Required work:
Identify the lines bearing the string "topik" and gather them.

━━ Entries shown ━━

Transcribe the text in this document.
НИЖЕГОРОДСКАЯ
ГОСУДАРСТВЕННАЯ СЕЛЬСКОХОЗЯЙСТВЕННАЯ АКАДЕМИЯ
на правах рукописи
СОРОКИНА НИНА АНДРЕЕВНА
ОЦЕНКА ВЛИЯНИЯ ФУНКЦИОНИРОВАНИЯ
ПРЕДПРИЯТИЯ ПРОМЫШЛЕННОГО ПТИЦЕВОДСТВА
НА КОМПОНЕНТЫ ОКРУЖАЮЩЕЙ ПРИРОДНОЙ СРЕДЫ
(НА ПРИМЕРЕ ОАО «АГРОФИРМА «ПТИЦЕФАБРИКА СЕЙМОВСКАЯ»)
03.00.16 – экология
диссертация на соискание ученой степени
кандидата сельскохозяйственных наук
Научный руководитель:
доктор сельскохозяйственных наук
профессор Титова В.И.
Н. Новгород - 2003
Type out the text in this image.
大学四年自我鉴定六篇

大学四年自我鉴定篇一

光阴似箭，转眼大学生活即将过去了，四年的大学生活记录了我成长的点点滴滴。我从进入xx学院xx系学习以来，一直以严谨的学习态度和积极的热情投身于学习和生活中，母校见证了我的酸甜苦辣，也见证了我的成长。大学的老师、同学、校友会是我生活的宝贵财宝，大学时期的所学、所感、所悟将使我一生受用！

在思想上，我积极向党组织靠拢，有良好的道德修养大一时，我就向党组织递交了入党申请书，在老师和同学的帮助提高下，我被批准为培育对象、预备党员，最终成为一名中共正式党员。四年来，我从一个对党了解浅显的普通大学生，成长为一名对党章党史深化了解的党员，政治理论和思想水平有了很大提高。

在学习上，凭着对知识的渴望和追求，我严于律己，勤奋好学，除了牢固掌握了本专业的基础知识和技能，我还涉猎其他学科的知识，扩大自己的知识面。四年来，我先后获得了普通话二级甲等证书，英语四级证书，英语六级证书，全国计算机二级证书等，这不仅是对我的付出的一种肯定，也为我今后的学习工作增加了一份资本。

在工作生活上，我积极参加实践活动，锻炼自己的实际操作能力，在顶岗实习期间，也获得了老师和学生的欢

━━━
━━ Entries shown ━━

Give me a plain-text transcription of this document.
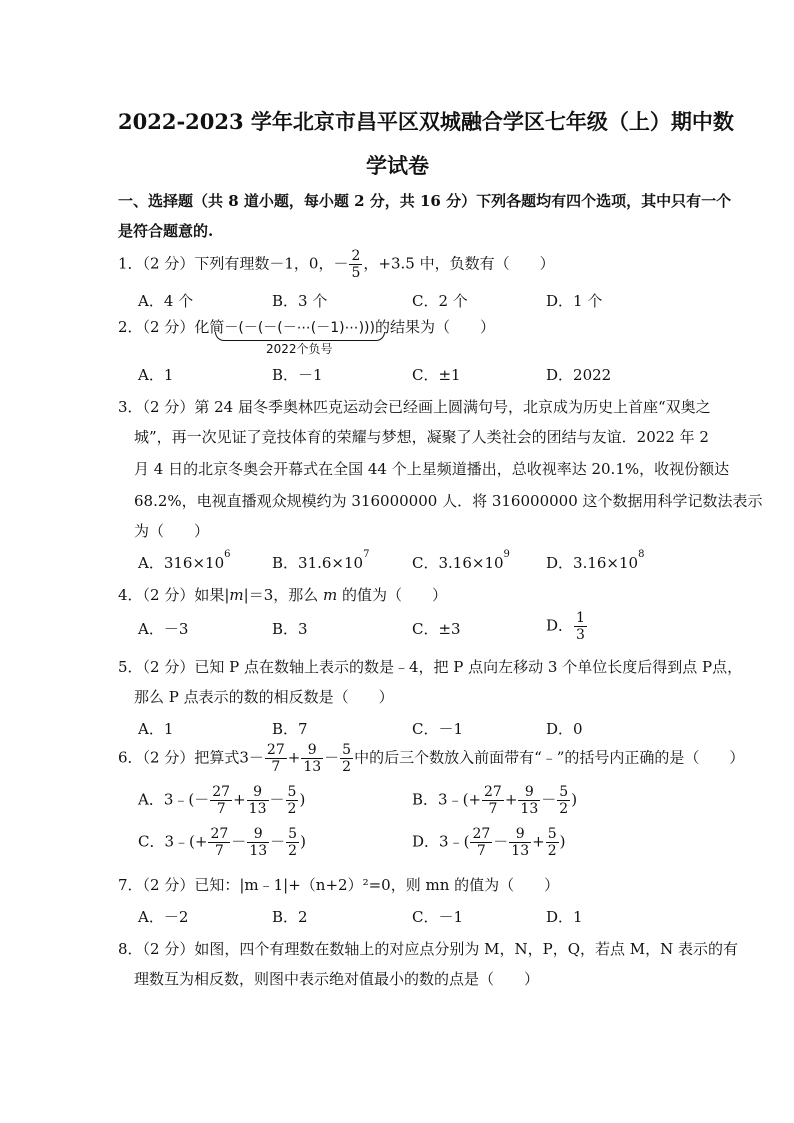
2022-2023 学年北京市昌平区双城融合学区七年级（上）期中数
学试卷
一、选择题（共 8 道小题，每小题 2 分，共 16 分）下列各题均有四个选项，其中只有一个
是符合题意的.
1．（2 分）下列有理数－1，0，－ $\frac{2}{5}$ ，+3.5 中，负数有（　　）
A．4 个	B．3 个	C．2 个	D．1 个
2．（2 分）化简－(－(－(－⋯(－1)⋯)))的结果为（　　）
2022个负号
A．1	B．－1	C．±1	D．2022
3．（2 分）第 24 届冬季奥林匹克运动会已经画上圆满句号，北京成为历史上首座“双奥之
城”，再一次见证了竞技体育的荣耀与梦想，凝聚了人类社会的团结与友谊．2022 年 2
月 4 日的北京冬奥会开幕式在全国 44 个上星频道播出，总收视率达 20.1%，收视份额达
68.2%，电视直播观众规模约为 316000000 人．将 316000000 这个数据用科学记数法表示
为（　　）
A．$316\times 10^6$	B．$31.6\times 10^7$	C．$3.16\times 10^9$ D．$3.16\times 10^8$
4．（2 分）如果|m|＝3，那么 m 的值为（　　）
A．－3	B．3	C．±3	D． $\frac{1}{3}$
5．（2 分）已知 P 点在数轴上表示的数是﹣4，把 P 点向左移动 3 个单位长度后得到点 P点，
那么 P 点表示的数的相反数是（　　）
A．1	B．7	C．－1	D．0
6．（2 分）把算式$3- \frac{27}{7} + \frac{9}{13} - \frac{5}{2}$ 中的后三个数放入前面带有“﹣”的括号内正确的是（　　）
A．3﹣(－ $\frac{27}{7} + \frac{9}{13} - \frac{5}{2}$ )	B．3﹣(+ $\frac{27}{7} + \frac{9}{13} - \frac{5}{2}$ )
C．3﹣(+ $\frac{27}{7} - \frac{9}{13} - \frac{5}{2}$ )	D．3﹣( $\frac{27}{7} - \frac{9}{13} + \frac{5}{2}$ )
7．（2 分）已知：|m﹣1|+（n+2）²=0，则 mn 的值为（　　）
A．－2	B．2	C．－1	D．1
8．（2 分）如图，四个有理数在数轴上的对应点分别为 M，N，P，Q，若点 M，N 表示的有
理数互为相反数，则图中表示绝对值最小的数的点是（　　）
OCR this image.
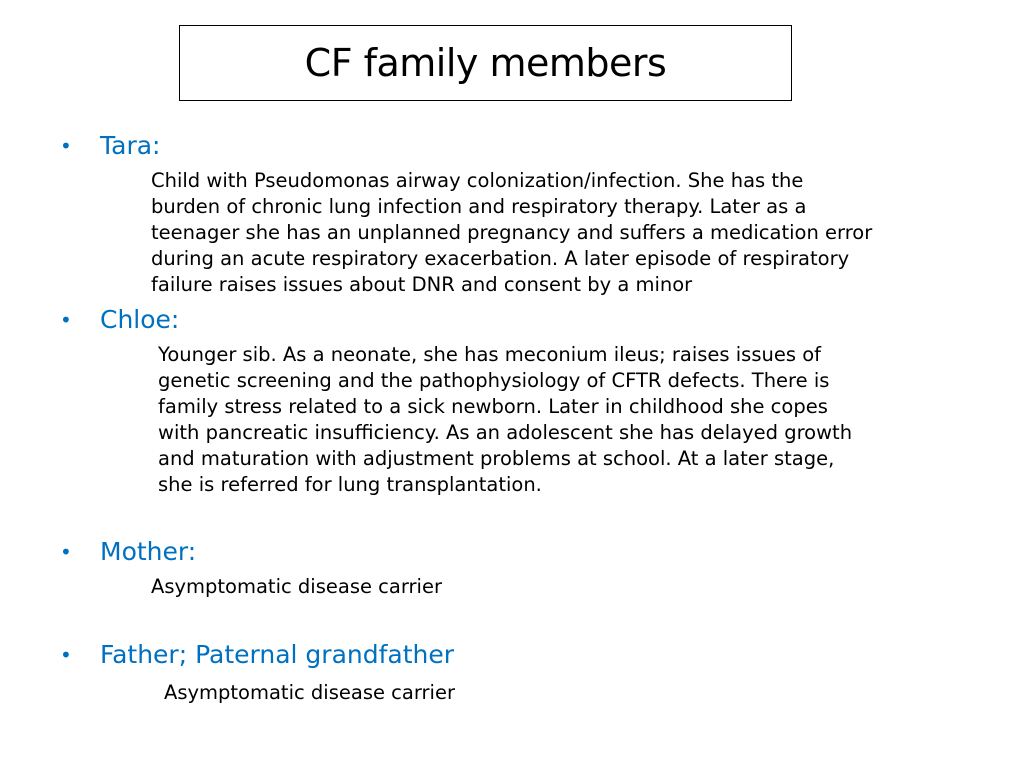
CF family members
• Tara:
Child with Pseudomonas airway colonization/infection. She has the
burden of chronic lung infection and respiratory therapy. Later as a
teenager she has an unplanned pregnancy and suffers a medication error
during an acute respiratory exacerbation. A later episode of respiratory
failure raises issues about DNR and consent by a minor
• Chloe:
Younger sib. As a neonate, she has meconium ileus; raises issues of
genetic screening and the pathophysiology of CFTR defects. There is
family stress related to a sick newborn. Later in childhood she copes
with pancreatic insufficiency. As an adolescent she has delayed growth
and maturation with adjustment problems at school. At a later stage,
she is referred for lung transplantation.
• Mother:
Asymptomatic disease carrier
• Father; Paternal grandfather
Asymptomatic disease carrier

━━━
━━ Entries shown ━━

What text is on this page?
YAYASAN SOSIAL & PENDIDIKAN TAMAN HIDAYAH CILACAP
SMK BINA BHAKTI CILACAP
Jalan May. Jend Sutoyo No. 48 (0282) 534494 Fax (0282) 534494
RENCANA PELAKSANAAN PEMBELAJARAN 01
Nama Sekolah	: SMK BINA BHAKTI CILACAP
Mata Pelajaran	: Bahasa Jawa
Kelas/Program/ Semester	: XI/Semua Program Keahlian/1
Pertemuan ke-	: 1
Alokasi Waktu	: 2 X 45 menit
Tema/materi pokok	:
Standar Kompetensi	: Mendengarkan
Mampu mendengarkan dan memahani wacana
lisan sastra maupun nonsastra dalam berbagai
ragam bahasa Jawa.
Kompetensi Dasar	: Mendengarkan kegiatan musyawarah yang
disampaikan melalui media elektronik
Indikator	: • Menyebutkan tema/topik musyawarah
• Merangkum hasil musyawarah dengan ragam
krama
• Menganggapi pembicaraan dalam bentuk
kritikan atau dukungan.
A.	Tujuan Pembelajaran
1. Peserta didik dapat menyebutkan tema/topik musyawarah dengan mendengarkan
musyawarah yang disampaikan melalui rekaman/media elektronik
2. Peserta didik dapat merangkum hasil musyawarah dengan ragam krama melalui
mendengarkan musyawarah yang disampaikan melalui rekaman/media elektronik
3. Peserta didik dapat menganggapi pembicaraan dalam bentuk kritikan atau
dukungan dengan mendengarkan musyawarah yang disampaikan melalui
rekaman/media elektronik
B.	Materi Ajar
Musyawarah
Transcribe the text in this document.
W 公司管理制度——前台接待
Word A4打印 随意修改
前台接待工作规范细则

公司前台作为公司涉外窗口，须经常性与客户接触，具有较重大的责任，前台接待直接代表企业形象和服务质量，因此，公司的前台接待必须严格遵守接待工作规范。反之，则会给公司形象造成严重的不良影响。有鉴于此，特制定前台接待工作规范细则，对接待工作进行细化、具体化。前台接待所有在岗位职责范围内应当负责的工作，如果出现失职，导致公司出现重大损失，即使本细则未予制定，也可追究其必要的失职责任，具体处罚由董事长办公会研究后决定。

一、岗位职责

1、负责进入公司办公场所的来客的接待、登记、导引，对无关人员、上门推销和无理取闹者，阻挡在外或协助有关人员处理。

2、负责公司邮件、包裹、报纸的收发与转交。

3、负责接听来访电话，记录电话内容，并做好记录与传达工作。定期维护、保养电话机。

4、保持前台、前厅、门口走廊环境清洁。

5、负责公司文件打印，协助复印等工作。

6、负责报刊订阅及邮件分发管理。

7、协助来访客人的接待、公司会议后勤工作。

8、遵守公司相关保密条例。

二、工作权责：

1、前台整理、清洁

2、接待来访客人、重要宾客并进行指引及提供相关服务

━━━

Response to this exercise:
Indikator	: • Menyebutkan tema/topik musyawarah
1. Peserta didik dapat menyebutkan tema/topik musyawarah dengan mendengarkan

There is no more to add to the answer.